Data records
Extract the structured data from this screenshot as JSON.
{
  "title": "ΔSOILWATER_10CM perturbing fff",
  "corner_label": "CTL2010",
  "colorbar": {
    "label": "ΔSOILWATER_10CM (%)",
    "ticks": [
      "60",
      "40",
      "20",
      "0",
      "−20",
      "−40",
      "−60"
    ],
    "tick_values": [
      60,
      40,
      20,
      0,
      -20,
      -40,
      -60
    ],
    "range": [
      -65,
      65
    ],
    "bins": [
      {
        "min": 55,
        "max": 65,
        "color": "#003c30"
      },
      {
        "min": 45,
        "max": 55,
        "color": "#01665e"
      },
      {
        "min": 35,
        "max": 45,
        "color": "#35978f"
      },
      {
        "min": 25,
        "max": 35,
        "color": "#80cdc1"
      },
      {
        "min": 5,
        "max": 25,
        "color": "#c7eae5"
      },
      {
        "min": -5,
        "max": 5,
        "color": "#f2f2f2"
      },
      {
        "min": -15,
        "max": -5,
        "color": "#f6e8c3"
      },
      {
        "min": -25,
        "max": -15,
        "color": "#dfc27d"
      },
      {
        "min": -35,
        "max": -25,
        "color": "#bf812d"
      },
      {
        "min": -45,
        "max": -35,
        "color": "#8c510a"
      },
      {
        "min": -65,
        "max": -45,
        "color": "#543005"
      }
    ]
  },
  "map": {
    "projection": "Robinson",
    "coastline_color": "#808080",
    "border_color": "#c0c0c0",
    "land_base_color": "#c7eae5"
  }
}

Given instruction
Reproduce every line above without error.

Finished answer
Extract the structured data from this screenshot as JSON.
{
  "title": "ΔSOILWATER_10CM perturbing fff",
  "corner_label": "CTL2010",
  "colorbar": {
    "label": "ΔSOILWATER_10CM (%)",
    "ticks": [
      "60",
      "40",
      "20",
      "0",
      "−20",
      "−40",
      "−60"
    ],
    "tick_values": [
      60,
      40,
      20,
      0,
      -20,
      -40,
      -60
    ],
    "range": [
      -65,
      65
    ],
    "bins": [
      {
        "min": 55,
        "max": 65,
        "color": "#003c30"
      },
      {
        "min": 45,
        "max": 55,
        "color": "#01665e"
      },
      {
        "min": 35,
        "max": 45,
        "color": "#35978f"
      },
      {
        "min": 25,
        "max": 35,
        "color": "#80cdc1"
      },
      {
        "min": 5,
        "max": 25,
        "color": "#c7eae5"
      },
      {
        "min": -5,
        "max": 5,
        "color": "#f2f2f2"
      },
      {
        "min": -15,
        "max": -5,
        "color": "#f6e8c3"
      },
      {
        "min": -25,
        "max": -15,
        "color": "#dfc27d"
      },
      {
        "min": -35,
        "max": -25,
        "color": "#bf812d"
      },
      {
        "min": -45,
        "max": -35,
        "color": "#8c510a"
      },
      {
        "min": -65,
        "max": -45,
        "color": "#543005"
      }
    ]
  },
  "map": {
    "projection": "Robinson",
    "coastline_color": "#808080",
    "border_color": "#c0c0c0",
    "land_base_color": "#c7eae5"
  }
}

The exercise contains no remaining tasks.